Written exercise: In the entries below, find every line holding the string "finish" and collect it.

Extracted data:
━━━━
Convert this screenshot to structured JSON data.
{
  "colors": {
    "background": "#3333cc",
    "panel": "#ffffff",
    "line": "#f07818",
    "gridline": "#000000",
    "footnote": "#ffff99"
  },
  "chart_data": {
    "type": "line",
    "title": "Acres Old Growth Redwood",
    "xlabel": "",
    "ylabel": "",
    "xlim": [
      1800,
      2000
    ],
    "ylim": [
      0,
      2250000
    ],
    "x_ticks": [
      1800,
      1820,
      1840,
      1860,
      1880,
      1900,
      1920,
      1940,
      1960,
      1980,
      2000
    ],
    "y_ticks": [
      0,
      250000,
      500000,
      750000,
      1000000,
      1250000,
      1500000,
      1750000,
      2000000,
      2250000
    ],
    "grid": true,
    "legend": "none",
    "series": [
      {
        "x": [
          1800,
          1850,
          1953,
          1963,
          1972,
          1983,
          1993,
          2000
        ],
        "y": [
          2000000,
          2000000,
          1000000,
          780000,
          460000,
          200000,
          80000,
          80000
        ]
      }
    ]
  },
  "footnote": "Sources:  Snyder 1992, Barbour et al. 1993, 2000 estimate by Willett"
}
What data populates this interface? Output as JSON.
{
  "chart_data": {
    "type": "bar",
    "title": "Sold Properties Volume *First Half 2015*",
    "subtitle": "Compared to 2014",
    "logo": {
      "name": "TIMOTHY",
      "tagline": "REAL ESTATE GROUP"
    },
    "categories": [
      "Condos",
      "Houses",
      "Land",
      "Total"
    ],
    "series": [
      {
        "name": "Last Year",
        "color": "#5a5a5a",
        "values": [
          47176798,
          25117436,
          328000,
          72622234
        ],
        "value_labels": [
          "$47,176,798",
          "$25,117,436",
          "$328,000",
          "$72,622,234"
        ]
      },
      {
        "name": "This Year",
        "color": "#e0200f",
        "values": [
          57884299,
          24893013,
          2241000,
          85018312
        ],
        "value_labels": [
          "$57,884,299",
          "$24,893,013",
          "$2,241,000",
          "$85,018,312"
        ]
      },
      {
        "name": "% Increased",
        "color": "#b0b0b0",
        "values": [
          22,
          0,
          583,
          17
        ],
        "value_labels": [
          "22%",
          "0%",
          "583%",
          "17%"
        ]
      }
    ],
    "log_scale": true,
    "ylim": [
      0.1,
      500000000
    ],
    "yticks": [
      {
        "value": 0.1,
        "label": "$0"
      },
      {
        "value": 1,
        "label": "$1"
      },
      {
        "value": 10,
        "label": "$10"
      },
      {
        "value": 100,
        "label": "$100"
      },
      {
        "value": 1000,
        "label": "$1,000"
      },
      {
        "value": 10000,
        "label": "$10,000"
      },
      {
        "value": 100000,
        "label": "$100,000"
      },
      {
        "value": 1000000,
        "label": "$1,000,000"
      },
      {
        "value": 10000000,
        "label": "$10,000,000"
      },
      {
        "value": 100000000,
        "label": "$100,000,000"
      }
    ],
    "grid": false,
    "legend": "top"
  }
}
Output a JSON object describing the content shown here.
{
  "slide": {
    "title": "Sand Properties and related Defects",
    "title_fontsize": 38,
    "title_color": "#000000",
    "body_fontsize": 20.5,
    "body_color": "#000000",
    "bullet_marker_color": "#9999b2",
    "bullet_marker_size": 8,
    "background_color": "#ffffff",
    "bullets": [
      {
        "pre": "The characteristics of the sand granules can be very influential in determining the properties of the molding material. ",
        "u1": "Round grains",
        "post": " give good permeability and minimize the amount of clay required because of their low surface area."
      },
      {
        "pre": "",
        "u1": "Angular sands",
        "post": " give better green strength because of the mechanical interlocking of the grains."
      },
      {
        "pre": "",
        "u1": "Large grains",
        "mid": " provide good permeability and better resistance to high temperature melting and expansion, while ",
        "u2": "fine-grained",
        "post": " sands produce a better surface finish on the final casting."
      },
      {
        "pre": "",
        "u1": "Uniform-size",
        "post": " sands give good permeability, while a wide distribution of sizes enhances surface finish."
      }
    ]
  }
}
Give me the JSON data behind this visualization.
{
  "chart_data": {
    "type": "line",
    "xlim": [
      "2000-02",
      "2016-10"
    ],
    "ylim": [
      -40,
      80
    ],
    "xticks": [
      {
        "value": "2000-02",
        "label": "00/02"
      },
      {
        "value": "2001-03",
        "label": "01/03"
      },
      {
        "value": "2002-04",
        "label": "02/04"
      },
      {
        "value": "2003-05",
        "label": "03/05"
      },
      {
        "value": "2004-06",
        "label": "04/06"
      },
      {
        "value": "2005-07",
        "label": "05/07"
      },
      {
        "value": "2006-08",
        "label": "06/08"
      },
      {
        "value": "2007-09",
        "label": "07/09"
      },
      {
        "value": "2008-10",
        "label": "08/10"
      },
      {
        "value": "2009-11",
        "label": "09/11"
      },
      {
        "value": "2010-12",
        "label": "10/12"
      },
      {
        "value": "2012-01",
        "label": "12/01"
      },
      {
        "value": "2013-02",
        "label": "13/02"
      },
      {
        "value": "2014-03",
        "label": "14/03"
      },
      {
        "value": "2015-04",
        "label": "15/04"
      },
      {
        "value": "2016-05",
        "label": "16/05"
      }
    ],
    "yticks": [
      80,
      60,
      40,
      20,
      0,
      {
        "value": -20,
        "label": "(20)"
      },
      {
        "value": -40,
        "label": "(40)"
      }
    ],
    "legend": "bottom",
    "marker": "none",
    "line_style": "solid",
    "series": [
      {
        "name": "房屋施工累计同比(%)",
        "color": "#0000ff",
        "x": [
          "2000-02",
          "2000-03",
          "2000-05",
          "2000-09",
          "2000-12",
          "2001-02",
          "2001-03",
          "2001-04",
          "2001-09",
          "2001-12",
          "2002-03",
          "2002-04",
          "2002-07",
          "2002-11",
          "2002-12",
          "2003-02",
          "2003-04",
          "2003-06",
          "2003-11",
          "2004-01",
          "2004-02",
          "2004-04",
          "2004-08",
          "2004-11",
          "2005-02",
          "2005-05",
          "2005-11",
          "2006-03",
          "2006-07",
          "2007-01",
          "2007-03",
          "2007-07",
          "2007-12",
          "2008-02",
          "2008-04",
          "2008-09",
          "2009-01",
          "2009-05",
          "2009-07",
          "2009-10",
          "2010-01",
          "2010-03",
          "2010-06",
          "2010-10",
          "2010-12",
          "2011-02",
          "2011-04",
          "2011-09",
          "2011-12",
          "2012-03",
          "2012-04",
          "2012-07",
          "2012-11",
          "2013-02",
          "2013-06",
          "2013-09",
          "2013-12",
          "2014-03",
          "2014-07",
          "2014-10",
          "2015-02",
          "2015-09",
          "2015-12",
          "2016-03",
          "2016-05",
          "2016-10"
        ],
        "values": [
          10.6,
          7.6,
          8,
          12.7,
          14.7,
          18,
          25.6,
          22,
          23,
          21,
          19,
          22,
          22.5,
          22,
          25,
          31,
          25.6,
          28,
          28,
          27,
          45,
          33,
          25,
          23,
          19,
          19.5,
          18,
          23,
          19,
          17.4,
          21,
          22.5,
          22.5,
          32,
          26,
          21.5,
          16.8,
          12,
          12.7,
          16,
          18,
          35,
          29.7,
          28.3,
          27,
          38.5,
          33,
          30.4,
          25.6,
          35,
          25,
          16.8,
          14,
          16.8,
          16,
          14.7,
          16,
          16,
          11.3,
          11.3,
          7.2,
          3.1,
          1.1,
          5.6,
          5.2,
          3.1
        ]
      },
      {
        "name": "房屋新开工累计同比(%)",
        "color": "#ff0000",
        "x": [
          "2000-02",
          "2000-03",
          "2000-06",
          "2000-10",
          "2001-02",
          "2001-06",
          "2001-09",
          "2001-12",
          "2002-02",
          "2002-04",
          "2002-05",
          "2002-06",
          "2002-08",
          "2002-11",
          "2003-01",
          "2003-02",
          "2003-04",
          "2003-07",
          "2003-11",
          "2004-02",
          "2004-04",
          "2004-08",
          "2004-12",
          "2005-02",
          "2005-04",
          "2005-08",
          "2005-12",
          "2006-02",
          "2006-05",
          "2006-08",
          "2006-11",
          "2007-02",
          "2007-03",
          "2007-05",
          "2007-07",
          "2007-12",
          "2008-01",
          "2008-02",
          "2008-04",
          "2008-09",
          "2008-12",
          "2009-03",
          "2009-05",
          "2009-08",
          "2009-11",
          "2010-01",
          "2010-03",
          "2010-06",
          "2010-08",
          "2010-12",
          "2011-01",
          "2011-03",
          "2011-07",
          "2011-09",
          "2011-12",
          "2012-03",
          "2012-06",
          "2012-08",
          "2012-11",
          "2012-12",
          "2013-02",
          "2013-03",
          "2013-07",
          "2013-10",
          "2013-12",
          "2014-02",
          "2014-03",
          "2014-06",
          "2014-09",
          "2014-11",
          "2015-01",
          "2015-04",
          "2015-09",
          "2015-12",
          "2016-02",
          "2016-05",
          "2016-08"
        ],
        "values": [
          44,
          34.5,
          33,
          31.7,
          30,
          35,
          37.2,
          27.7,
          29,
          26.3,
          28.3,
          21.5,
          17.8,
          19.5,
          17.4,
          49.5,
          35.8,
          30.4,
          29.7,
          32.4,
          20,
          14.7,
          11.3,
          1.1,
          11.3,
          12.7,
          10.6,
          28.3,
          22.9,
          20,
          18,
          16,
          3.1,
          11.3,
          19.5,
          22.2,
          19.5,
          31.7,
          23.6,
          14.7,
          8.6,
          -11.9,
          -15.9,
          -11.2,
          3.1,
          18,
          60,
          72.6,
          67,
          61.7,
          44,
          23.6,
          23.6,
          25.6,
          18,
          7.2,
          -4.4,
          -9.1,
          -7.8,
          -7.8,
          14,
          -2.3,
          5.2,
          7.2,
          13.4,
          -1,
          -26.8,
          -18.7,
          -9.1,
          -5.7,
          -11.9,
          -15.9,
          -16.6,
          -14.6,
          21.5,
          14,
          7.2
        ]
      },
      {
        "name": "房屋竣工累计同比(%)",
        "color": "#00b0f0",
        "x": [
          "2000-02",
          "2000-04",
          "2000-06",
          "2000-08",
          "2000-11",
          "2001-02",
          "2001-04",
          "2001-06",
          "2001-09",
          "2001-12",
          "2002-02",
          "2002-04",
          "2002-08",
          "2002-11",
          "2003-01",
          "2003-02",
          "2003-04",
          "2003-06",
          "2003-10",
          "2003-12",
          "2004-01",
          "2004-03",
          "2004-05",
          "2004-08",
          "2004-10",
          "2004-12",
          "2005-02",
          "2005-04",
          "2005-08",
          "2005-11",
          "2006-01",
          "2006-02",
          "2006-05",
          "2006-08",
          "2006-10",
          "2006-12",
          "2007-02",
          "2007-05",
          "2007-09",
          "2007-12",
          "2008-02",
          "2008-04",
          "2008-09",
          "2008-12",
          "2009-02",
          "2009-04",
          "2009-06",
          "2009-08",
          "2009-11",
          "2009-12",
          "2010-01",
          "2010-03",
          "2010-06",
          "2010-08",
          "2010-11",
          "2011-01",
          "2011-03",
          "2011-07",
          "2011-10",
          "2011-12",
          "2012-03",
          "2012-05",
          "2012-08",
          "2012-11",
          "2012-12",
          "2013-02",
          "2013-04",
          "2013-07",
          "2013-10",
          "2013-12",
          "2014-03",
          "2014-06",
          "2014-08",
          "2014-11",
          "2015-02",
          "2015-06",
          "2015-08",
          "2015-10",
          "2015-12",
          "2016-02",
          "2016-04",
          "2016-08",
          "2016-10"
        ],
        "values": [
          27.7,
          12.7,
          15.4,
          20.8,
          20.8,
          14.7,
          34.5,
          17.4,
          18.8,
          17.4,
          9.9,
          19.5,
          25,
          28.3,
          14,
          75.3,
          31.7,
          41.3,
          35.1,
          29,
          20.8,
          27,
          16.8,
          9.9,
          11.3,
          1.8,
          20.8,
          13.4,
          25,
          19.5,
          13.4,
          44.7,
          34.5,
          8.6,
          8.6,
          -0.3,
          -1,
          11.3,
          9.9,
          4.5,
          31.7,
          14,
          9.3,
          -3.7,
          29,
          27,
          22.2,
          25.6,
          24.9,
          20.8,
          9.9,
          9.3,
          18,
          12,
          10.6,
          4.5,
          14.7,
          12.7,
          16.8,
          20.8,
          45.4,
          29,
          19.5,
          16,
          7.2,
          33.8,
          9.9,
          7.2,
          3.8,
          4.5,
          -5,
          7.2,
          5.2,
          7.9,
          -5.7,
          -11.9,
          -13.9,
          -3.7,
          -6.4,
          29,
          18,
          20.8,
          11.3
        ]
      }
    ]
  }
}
━━━━
Exercise answer:
        "post": " sands produce a better surface finish on the final casting."
        "post": " sands give good permeability, while a wide distribution of sizes enhances surface finish."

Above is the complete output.